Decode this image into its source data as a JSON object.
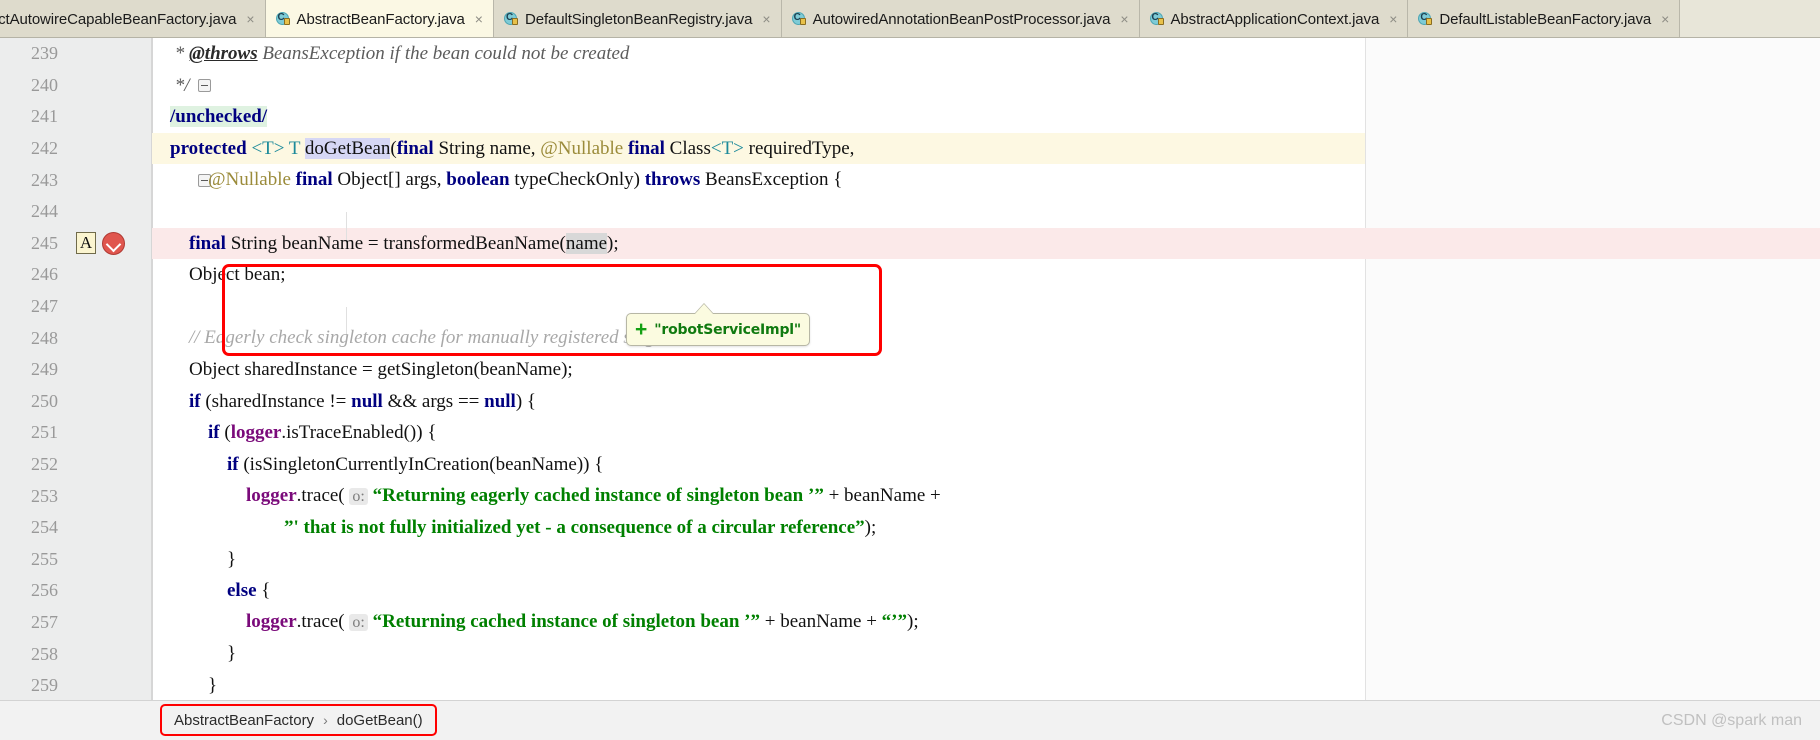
{
  "tabs": [
    {
      "label": "ractAutowireCapableBeanFactory.java",
      "active": false,
      "clipped": true
    },
    {
      "label": "AbstractBeanFactory.java",
      "active": true,
      "clipped": false
    },
    {
      "label": "DefaultSingletonBeanRegistry.java",
      "active": false,
      "clipped": false
    },
    {
      "label": "AutowiredAnnotationBeanPostProcessor.java",
      "active": false,
      "clipped": false
    },
    {
      "label": "AbstractApplicationContext.java",
      "active": false,
      "clipped": false
    },
    {
      "label": "DefaultListableBeanFactory.java",
      "active": false,
      "clipped": false
    }
  ],
  "tab_close_glyph": "×",
  "editor": {
    "lines": [
      {
        "no": "239",
        "code": " * @throws BeansException if the bean could not be created"
      },
      {
        "no": "240",
        "code": " */"
      },
      {
        "no": "241",
        "code": "/unchecked/"
      },
      {
        "no": "242",
        "code": "protected <T> T doGetBean(final String name, @Nullable final Class<T> requiredType,"
      },
      {
        "no": "243",
        "code": "        @Nullable final Object[] args, boolean typeCheckOnly) throws BeansException {"
      },
      {
        "no": "244",
        "code": ""
      },
      {
        "no": "245",
        "code": "    final String beanName = transformedBeanName(name);"
      },
      {
        "no": "246",
        "code": "    Object bean;"
      },
      {
        "no": "247",
        "code": ""
      },
      {
        "no": "248",
        "code": "    // Eagerly check singleton cache for manually registered singletons."
      },
      {
        "no": "249",
        "code": "    Object sharedInstance = getSingleton(beanName);"
      },
      {
        "no": "250",
        "code": "    if (sharedInstance != null && args == null) {"
      },
      {
        "no": "251",
        "code": "        if (logger.isTraceEnabled()) {"
      },
      {
        "no": "252",
        "code": "            if (isSingletonCurrentlyInCreation(beanName)) {"
      },
      {
        "no": "253",
        "code": "                logger.trace( o: “Returning eagerly cached instance of singleton bean ’” + beanName +"
      },
      {
        "no": "254",
        "code": "                        ”' that is not fully initialized yet - a consequence of a circular reference”);"
      },
      {
        "no": "255",
        "code": "            }"
      },
      {
        "no": "256",
        "code": "            else {"
      },
      {
        "no": "257",
        "code": "                logger.trace( o: “Returning cached instance of singleton bean ’” + beanName + “’”);"
      },
      {
        "no": "258",
        "code": "            }"
      },
      {
        "no": "259",
        "code": "        }"
      }
    ],
    "param_hint": "o:",
    "gutter": {
      "inspection_letter": "A",
      "breakpoint_name": "red-chevron-icon"
    }
  },
  "tooltip": {
    "plus": "+",
    "text": "\"robotServiceImpl\""
  },
  "breadcrumb": {
    "class": "AbstractBeanFactory",
    "separator": "›",
    "method": "doGetBean()"
  },
  "watermark": "CSDN @spark man",
  "colors": {
    "keyword": "#000080",
    "string": "#008000",
    "comment": "#a8a8a8",
    "annotation": "#9b8b3a",
    "field": "#7a0a7a",
    "generic": "#1d8a9a",
    "highlight_border": "#ff0000",
    "tooltip_bg": "#fbfbe0",
    "tooltip_text": "#107a10",
    "error_line_bg": "#fbe9e9",
    "caret_line_bg": "#fdf8e2"
  }
}
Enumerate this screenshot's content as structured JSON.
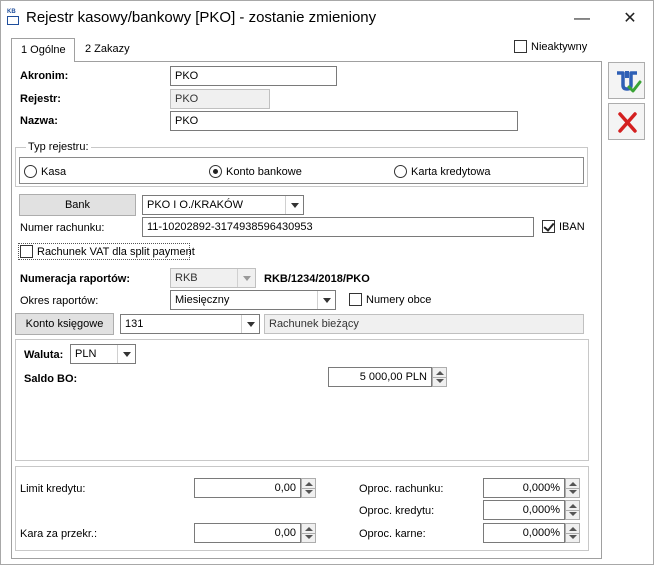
{
  "window": {
    "app_icon_text": "KB",
    "title": "Rejestr kasowy/bankowy [PKO] - zostanie zmieniony",
    "minimize": "—",
    "close": "✕"
  },
  "tabs": [
    {
      "label": "1 Ogólne"
    },
    {
      "label": "2 Zakazy"
    }
  ],
  "inactive": {
    "label": "Nieaktywny",
    "checked": false
  },
  "fields": {
    "akronim_label": "Akronim:",
    "akronim_value": "PKO",
    "rejestr_label": "Rejestr:",
    "rejestr_value": "PKO",
    "nazwa_label": "Nazwa:",
    "nazwa_value": "PKO"
  },
  "register_type": {
    "legend": "Typ rejestru:",
    "options": [
      {
        "label": "Kasa",
        "selected": false
      },
      {
        "label": "Konto bankowe",
        "selected": true
      },
      {
        "label": "Karta kredytowa",
        "selected": false
      }
    ]
  },
  "bank": {
    "button": "Bank",
    "value": "PKO I O./KRAKÓW",
    "account_label": "Numer rachunku:",
    "account_value": "11-10202892-3174938596430953",
    "iban_label": "IBAN",
    "iban_checked": true,
    "vat_label": "Rachunek VAT dla split payment",
    "vat_checked": false
  },
  "numbering": {
    "label": "Numeracja raportów:",
    "value": "RKB",
    "pattern": "RKB/1234/2018/PKO",
    "period_label": "Okres raportów:",
    "period_value": "Miesięczny",
    "obce_label": "Numery obce",
    "obce_checked": false
  },
  "account": {
    "button": "Konto księgowe",
    "value": "131",
    "name": "Rachunek bieżący"
  },
  "currency": {
    "label": "Waluta:",
    "value": "PLN",
    "saldo_label": "Saldo BO:",
    "saldo_value": "5 000,00 PLN"
  },
  "credit": {
    "limit_label": "Limit kredytu:",
    "limit_value": "0,00",
    "kara_label": "Kara za przekr.:",
    "kara_value": "0,00",
    "oproc_rach_label": "Oproc. rachunku:",
    "oproc_rach_value": "0,000%",
    "oproc_kred_label": "Oproc. kredytu:",
    "oproc_kred_value": "0,000%",
    "oproc_karne_label": "Oproc. karne:",
    "oproc_karne_value": "0,000%"
  },
  "side_buttons": {
    "save": "save-icon",
    "cancel": "cancel-icon"
  },
  "colors": {
    "save_blue": "#2e5fb5",
    "save_green": "#3aa335",
    "cancel_red": "#d42020"
  }
}
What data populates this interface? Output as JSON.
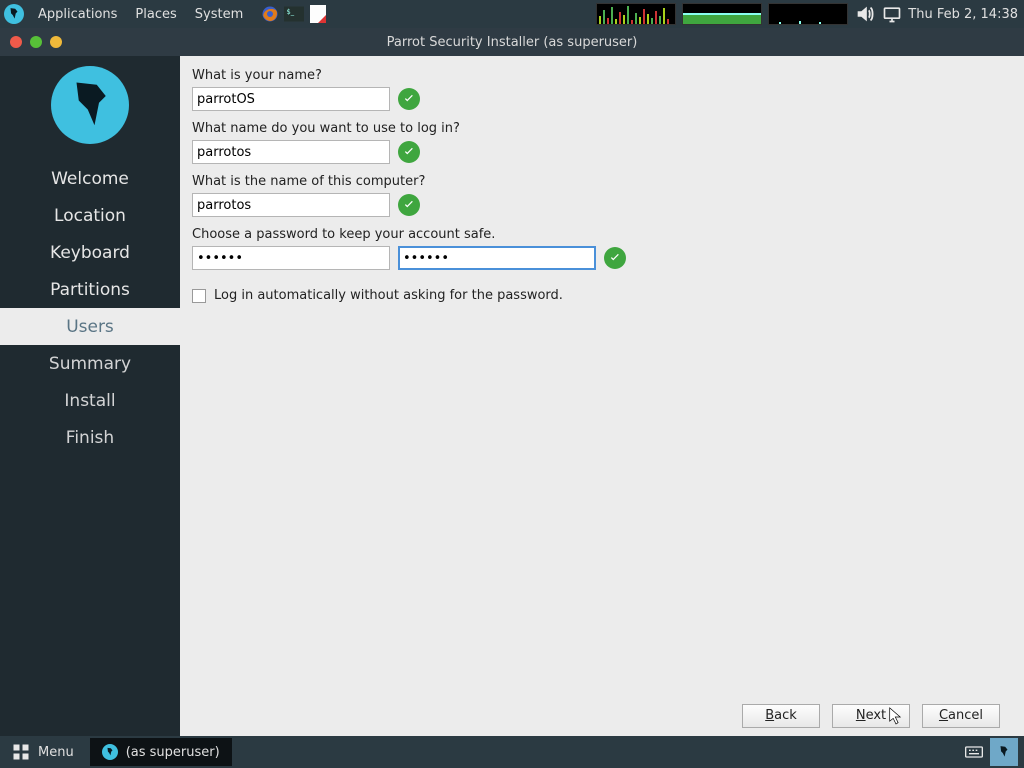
{
  "os_panel": {
    "menus": [
      "Applications",
      "Places",
      "System"
    ],
    "clock": "Thu Feb  2, 14:38"
  },
  "window": {
    "title": "Parrot Security Installer (as superuser)"
  },
  "sidebar": {
    "steps": [
      "Welcome",
      "Location",
      "Keyboard",
      "Partitions",
      "Users",
      "Summary",
      "Install",
      "Finish"
    ],
    "active_index": 4
  },
  "form": {
    "name": {
      "label": "What is your name?",
      "value": "parrotOS"
    },
    "login": {
      "label": "What name do you want to use to log in?",
      "value": "parrotos"
    },
    "host": {
      "label": "What is the name of this computer?",
      "value": "parrotos"
    },
    "password": {
      "label": "Choose a password to keep your account safe.",
      "mask": "••••••",
      "mask2": "••••••"
    },
    "autologin": {
      "label": "Log in automatically without asking for the password.",
      "checked": false
    }
  },
  "footer": {
    "back": "Back",
    "next": "Next",
    "cancel": "Cancel",
    "back_u": "B",
    "next_u": "N",
    "cancel_u": "C",
    "back_rest": "ack",
    "next_rest": "ext",
    "cancel_rest": "ancel"
  },
  "bottom": {
    "menu_label": "Menu",
    "task_label": "(as superuser)"
  }
}
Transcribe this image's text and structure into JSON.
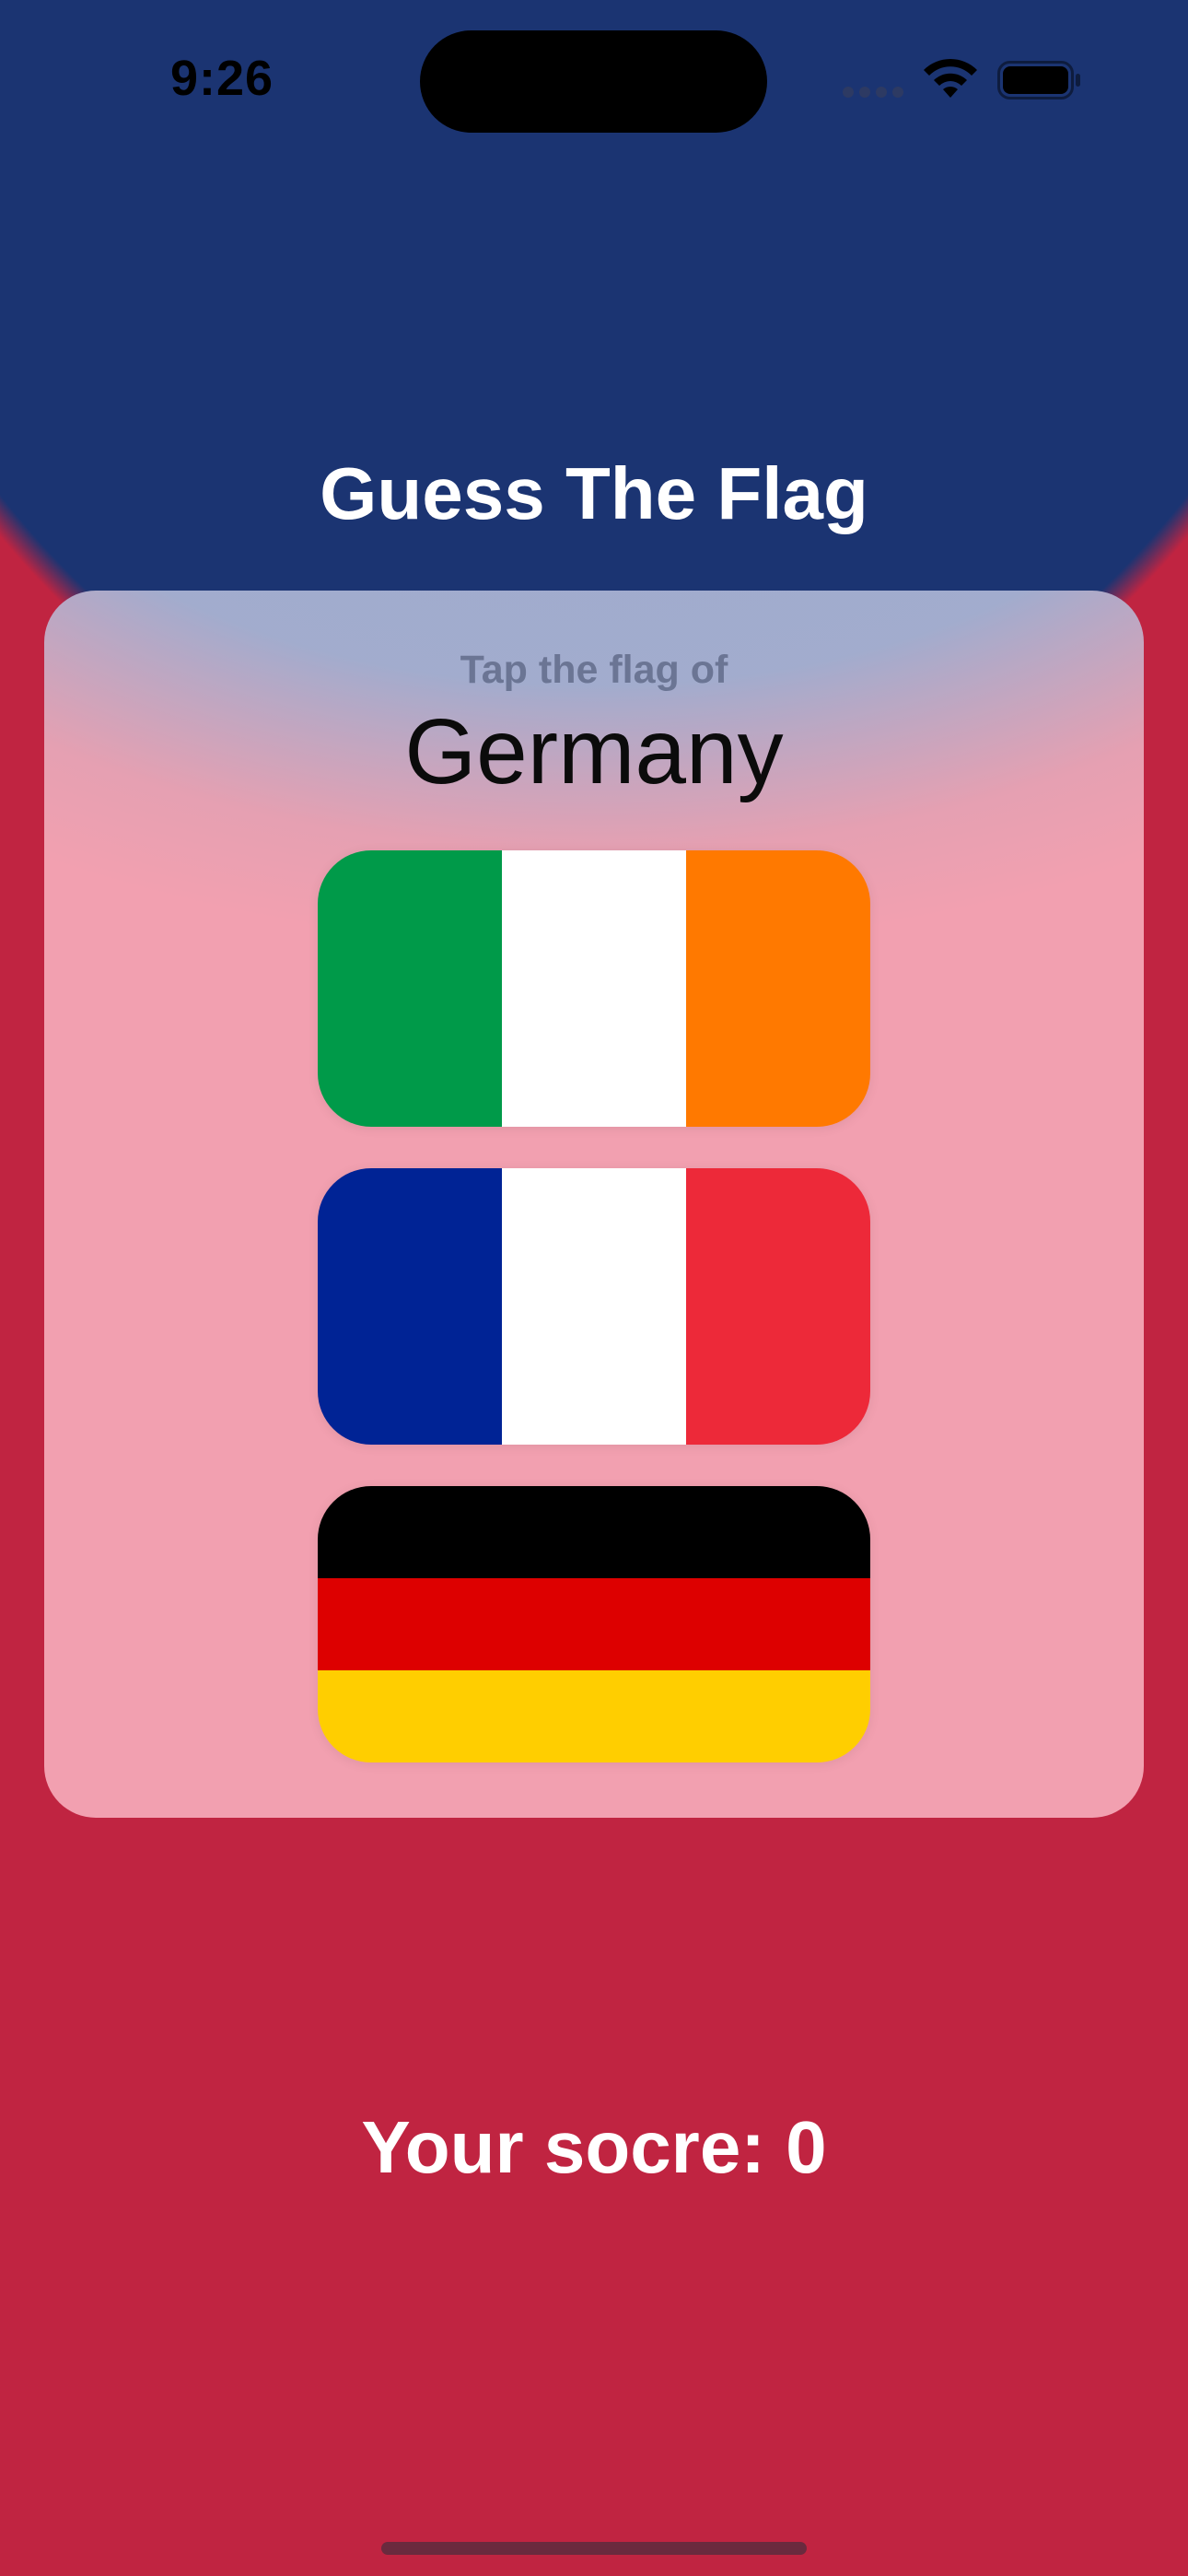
{
  "status_bar": {
    "time": "9:26"
  },
  "app": {
    "title": "Guess The Flag",
    "prompt_label": "Tap the flag of",
    "target_country": "Germany",
    "score_label": "Your socre: 0"
  },
  "flags": [
    {
      "icon": "ireland-flag",
      "orientation": "vertical",
      "colors": [
        "#009A49",
        "#FFFFFF",
        "#FF7900"
      ]
    },
    {
      "icon": "france-flag",
      "orientation": "vertical",
      "colors": [
        "#002395",
        "#FFFFFF",
        "#ED2939"
      ]
    },
    {
      "icon": "germany-flag",
      "orientation": "horizontal",
      "colors": [
        "#000000",
        "#DD0000",
        "#FFCE00"
      ]
    }
  ],
  "theme": {
    "top_color": "#1B3472",
    "bottom_color": "#C02441",
    "card_color": "#F2A0B0"
  }
}
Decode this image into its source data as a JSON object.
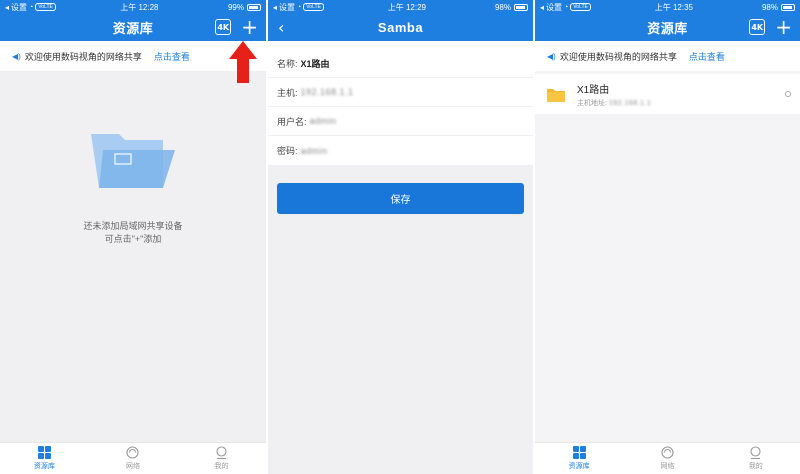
****************************************
Aim | Within the data above, pick out all lines holding the word "superuser".

Exercise response |
    "title": "Parrot Security Installer (as superuser)"
    "task_label": "(as superuser)"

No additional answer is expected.